◆ **Given request**:
Read the material below and tally how many lines hold the word "left", giving the number and nothing else.

Data entries for graphics:
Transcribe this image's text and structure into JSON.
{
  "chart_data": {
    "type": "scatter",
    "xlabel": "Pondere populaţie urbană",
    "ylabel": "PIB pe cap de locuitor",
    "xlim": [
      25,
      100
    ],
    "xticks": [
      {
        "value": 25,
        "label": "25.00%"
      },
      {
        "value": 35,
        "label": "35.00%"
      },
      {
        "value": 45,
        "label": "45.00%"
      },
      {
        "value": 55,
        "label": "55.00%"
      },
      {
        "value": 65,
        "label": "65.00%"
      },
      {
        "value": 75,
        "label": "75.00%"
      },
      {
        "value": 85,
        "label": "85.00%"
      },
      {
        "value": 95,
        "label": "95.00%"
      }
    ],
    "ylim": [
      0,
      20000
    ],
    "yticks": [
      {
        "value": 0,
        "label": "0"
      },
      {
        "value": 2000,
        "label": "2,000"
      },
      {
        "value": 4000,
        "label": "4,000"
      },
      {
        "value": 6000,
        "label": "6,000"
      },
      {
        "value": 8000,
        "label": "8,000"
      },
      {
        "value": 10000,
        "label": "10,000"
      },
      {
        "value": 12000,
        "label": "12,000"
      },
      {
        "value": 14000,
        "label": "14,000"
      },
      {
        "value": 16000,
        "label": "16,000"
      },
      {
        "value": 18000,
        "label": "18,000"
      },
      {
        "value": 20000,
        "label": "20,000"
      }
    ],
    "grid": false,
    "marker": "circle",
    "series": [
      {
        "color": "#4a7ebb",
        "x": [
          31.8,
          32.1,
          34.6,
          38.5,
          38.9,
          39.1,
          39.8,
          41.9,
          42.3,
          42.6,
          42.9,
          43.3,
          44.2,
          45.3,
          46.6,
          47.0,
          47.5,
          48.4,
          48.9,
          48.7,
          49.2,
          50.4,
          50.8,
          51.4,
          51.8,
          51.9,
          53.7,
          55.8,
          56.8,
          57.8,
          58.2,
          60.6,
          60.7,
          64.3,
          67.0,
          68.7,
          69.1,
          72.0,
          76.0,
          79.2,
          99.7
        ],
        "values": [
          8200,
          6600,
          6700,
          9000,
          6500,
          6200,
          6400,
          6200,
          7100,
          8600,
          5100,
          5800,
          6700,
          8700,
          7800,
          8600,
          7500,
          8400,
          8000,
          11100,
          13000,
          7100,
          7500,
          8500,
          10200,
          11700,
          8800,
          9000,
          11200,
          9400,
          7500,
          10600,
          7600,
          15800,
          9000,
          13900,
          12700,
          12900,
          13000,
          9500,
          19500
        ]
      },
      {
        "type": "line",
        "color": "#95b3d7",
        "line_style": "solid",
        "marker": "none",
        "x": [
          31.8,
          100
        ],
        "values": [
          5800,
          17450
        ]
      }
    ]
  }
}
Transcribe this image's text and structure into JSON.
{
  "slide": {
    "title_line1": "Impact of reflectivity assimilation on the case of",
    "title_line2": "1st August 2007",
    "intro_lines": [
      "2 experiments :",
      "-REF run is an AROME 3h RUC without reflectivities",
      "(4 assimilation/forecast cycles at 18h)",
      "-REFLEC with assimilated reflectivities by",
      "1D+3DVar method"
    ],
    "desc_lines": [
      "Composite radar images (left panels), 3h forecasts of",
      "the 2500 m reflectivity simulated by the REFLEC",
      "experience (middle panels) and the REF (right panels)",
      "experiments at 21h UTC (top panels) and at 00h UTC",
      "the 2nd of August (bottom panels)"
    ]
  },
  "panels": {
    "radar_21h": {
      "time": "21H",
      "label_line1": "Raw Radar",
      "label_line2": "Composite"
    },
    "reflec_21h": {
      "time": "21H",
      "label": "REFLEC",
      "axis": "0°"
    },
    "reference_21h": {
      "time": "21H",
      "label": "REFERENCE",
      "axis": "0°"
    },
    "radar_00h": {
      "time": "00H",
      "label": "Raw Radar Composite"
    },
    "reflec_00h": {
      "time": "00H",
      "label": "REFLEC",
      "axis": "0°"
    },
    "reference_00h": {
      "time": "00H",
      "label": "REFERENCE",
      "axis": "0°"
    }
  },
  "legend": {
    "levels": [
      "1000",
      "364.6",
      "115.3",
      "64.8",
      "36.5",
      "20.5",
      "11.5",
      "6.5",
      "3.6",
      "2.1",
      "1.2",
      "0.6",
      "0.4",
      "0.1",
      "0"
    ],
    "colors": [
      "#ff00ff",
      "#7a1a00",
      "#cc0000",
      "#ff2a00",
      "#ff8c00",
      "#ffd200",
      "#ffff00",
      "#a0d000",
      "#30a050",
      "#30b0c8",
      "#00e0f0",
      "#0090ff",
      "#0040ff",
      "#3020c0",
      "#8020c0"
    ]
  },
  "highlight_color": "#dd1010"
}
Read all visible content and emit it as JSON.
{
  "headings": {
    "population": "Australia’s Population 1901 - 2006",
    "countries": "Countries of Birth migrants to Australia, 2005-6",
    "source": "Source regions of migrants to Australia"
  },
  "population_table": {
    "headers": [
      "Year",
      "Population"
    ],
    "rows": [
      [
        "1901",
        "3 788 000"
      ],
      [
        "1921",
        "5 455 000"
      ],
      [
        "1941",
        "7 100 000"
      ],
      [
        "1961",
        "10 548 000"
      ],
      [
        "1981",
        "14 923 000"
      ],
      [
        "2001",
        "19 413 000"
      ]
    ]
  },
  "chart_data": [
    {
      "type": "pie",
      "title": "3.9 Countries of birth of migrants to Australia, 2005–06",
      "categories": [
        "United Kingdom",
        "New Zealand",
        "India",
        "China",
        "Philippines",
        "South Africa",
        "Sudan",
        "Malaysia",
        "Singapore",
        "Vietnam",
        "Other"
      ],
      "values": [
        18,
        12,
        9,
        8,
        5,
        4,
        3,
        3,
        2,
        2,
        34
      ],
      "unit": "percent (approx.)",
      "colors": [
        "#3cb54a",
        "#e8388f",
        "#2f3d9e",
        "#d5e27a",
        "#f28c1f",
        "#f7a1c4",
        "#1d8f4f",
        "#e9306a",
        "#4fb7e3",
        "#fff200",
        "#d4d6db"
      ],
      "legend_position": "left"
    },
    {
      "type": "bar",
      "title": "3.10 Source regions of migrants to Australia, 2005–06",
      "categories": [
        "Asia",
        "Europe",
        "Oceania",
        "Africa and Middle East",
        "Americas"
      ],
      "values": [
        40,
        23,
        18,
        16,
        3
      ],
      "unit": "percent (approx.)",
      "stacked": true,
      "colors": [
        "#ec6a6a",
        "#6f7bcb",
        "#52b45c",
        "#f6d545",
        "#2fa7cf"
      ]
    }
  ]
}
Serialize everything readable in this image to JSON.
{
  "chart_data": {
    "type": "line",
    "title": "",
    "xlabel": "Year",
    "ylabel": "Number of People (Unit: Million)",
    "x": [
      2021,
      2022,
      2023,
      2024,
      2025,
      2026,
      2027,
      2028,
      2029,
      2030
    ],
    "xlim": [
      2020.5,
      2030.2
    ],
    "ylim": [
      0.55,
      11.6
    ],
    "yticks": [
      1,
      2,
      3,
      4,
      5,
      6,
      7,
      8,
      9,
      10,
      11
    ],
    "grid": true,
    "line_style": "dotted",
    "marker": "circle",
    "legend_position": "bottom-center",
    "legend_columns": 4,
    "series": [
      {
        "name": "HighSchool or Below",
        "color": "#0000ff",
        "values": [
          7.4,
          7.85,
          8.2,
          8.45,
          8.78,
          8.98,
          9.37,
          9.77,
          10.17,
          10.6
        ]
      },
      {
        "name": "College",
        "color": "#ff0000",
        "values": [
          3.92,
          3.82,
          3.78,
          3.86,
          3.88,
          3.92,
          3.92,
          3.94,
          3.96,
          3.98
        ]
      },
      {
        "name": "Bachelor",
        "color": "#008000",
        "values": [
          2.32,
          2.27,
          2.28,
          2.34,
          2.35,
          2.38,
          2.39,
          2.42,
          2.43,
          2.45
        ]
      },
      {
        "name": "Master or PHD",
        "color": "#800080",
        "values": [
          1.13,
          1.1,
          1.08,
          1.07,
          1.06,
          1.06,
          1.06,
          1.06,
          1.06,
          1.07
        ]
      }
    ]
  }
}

◆ **The answer**:
2